(begin)
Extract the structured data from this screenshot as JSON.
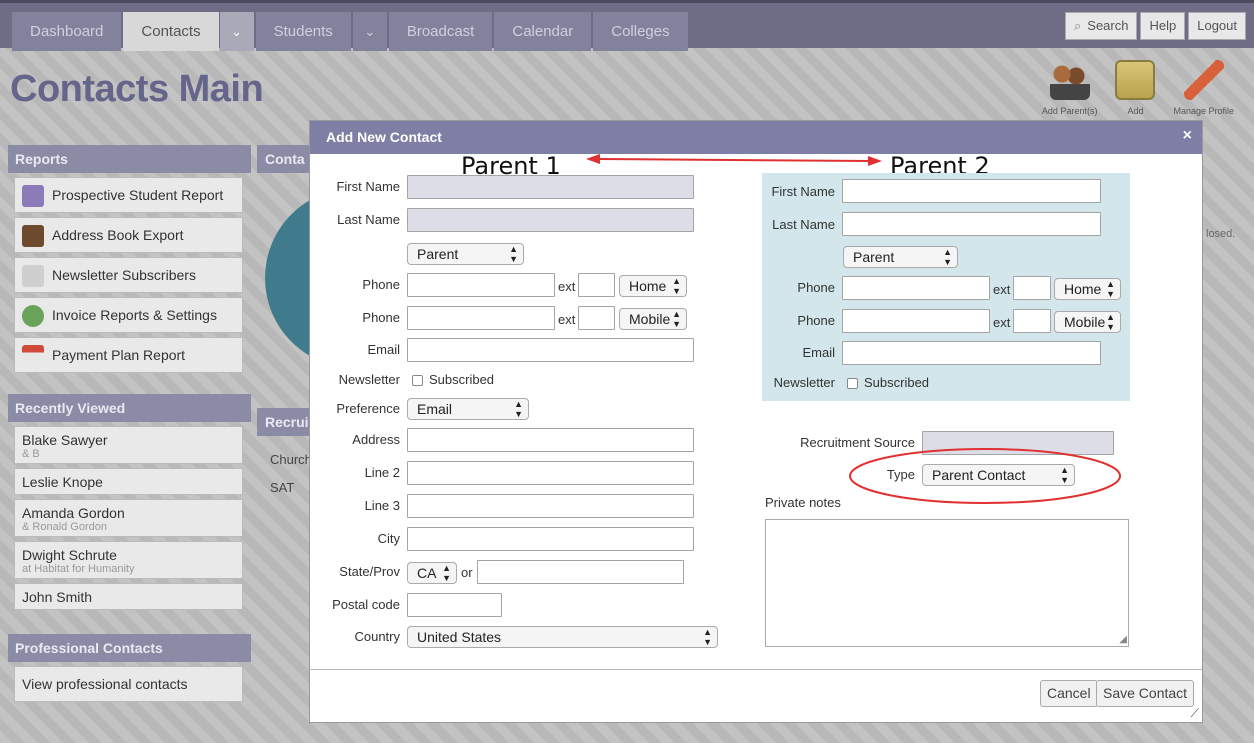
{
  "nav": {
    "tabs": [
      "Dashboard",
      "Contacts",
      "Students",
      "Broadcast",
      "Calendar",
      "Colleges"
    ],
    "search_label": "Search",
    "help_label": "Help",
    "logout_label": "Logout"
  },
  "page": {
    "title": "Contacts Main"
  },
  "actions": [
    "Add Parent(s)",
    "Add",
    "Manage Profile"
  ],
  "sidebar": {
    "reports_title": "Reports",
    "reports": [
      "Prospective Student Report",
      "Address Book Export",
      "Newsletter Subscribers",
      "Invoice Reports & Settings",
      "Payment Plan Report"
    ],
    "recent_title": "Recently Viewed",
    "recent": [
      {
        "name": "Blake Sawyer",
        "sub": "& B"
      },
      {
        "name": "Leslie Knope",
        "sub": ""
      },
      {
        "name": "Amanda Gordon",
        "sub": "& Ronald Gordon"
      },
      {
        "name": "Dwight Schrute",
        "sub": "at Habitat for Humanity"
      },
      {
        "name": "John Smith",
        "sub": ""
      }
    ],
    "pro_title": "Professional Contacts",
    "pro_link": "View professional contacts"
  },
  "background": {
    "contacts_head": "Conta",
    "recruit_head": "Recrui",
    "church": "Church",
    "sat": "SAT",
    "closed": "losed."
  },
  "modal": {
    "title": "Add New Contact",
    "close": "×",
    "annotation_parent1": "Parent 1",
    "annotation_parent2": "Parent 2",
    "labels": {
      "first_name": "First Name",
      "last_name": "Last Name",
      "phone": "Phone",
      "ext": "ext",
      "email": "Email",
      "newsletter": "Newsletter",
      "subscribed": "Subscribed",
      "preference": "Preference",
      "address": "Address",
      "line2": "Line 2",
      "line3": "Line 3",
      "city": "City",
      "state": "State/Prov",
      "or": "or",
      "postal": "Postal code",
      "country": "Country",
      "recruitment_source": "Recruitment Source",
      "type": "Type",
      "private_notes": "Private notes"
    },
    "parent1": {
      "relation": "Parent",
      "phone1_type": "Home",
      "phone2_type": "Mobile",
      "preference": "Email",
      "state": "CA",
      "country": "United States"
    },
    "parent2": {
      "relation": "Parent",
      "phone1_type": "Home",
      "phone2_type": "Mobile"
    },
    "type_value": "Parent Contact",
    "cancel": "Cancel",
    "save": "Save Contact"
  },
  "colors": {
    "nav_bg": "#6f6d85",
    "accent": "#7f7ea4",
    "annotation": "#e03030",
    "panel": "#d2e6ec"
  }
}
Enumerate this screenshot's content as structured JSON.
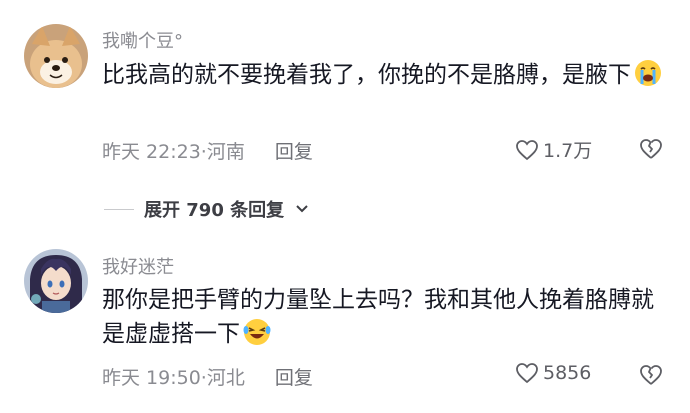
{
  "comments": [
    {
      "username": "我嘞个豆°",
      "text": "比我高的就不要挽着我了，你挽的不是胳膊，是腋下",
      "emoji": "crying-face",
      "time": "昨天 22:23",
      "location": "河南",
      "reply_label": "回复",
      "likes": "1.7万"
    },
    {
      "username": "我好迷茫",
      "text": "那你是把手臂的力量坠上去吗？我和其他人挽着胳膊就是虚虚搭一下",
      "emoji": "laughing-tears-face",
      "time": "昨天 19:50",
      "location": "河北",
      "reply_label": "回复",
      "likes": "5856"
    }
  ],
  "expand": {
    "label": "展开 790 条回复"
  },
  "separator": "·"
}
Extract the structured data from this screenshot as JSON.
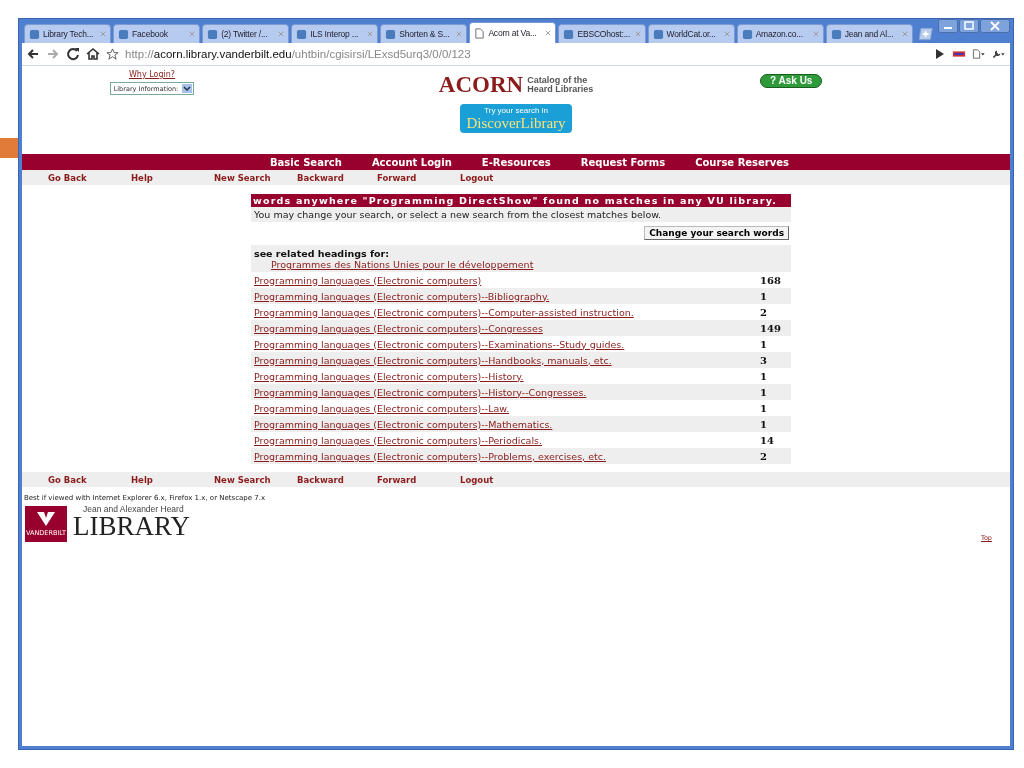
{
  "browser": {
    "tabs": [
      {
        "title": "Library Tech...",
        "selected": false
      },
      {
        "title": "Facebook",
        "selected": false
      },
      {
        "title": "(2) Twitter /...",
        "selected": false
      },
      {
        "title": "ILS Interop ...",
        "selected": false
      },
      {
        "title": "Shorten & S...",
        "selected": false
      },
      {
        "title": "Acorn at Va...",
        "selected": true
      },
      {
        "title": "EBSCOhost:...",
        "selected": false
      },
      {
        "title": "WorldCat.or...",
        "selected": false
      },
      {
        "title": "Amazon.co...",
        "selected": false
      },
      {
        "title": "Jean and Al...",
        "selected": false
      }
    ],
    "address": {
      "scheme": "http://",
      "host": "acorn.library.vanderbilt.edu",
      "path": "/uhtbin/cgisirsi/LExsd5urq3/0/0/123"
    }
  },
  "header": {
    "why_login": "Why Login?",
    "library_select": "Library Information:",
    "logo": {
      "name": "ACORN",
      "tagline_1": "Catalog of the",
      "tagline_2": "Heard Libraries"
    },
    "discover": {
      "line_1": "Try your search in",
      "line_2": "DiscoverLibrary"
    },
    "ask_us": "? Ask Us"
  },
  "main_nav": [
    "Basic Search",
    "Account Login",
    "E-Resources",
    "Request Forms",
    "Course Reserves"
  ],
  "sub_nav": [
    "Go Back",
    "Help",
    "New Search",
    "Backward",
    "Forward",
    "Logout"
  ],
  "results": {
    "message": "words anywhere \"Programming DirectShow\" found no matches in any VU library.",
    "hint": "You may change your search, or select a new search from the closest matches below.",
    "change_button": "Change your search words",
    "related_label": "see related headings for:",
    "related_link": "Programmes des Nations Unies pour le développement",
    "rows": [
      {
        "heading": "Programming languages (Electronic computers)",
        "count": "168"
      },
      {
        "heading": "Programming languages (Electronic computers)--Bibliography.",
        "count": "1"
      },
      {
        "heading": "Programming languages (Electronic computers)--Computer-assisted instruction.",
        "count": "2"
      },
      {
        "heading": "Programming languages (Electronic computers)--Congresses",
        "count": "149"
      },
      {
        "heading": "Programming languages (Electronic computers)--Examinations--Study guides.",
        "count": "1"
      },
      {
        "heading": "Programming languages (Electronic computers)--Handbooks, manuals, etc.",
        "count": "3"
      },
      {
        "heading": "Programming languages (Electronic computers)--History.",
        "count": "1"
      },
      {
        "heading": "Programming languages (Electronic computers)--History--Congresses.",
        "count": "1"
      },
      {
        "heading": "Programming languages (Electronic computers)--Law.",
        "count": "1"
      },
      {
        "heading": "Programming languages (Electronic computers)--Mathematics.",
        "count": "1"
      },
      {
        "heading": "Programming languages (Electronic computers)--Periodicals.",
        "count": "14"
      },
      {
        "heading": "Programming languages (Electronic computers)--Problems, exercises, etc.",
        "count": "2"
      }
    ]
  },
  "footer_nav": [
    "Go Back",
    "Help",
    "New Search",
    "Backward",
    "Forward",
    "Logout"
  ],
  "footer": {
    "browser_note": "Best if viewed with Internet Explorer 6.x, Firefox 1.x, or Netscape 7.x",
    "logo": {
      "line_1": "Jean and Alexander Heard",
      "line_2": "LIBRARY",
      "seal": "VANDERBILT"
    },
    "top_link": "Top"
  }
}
(end)
(begin)
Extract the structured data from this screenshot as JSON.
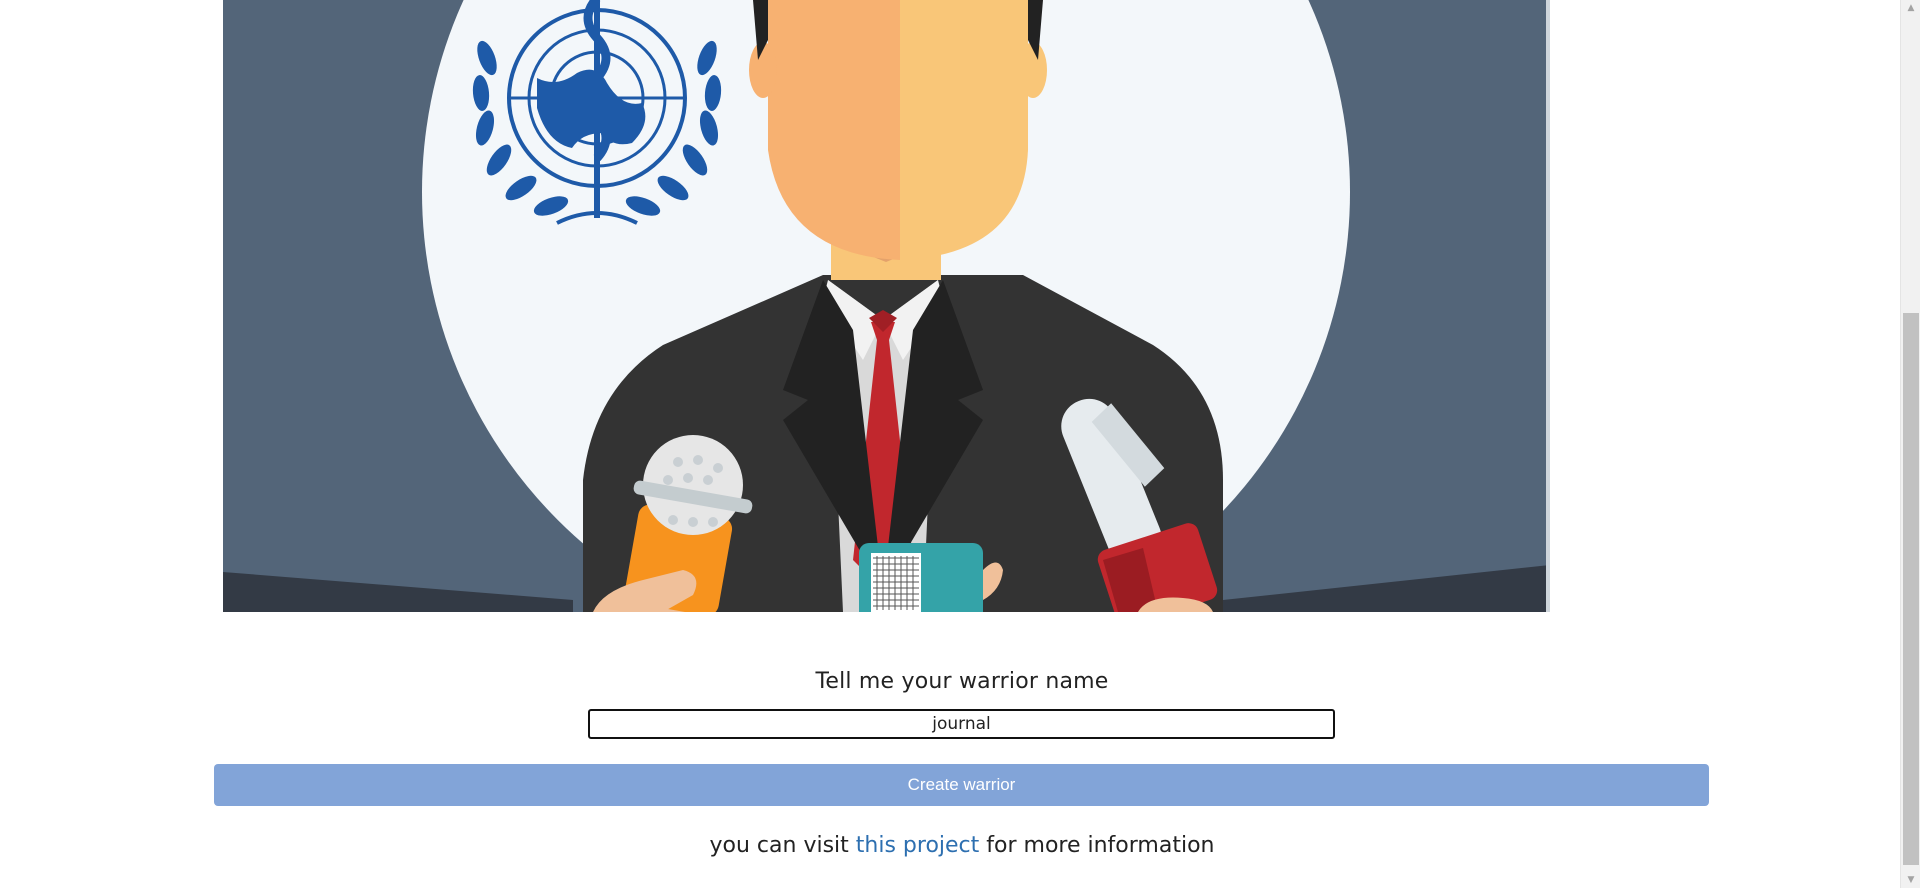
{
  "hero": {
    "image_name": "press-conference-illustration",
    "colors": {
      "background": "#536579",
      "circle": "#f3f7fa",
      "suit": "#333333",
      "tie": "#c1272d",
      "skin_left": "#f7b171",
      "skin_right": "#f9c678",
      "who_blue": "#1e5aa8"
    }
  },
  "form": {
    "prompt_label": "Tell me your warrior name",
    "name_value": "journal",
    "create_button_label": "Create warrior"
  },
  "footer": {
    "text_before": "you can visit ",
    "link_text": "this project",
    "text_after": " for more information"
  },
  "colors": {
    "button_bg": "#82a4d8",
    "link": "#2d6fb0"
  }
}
(end)
Above are some records. Count the lines among them with the word "Congresses", and answer with the number only.

== Final answer ==
2